-- Short exercise --
The records should be written out in full, with nothing altered.

Data records
────────────────

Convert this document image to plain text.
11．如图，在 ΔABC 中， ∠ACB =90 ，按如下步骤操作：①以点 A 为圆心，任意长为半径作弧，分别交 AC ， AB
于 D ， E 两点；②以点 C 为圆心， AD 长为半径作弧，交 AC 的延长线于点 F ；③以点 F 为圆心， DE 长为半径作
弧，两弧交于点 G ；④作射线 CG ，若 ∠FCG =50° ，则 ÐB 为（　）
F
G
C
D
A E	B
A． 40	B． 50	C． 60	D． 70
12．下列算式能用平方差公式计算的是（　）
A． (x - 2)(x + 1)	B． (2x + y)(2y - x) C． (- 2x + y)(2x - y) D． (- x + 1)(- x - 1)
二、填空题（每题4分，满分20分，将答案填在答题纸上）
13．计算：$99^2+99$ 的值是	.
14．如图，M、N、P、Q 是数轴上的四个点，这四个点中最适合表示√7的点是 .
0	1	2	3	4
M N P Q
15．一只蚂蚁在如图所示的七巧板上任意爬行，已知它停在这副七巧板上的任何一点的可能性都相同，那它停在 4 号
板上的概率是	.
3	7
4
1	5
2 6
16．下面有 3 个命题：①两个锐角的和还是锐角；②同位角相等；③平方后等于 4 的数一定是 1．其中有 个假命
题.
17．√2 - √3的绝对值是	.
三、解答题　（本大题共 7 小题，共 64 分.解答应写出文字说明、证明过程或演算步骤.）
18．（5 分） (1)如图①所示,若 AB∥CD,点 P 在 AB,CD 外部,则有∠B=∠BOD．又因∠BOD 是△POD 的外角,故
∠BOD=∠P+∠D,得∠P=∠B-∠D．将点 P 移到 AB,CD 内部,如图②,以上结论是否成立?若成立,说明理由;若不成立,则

────────────────

-- Final answer --
Convert this document image to plain text.
11．如图，在 ΔABC 中， ∠ACB =90 ，按如下步骤操作：①以点 A 为圆心，任意长为半径作弧，分别交 AC ， AB
于 D ， E 两点；②以点 C 为圆心， AD 长为半径作弧，交 AC 的延长线于点 F ；③以点 F 为圆心， DE 长为半径作
弧，两弧交于点 G ；④作射线 CG ，若 ∠FCG =50° ，则 ÐB 为（　）
F
G
C
D
A E	B
A． 40	B． 50	C． 60	D． 70
12．下列算式能用平方差公式计算的是（　）
A． (x - 2)(x + 1)	B． (2x + y)(2y - x) C． (- 2x + y)(2x - y) D． (- x + 1)(- x - 1)
二、填空题（每题4分，满分20分，将答案填在答题纸上）
13．计算：$99^2+99$ 的值是	.
14．如图，M、N、P、Q 是数轴上的四个点，这四个点中最适合表示√7的点是 .
0	1	2	3	4
M N P Q
15．一只蚂蚁在如图所示的七巧板上任意爬行，已知它停在这副七巧板上的任何一点的可能性都相同，那它停在 4 号
板上的概率是	.
3	7
4
1	5
2 6
16．下面有 3 个命题：①两个锐角的和还是锐角；②同位角相等；③平方后等于 4 的数一定是 1．其中有 个假命
题.
17．√2 - √3的绝对值是	.
三、解答题　（本大题共 7 小题，共 64 分.解答应写出文字说明、证明过程或演算步骤.）
18．（5 分） (1)如图①所示,若 AB∥CD,点 P 在 AB,CD 外部,则有∠B=∠BOD．又因∠BOD 是△POD 的外角,故
∠BOD=∠P+∠D,得∠P=∠B-∠D．将点 P 移到 AB,CD 内部,如图②,以上结论是否成立?若成立,说明理由;若不成立,则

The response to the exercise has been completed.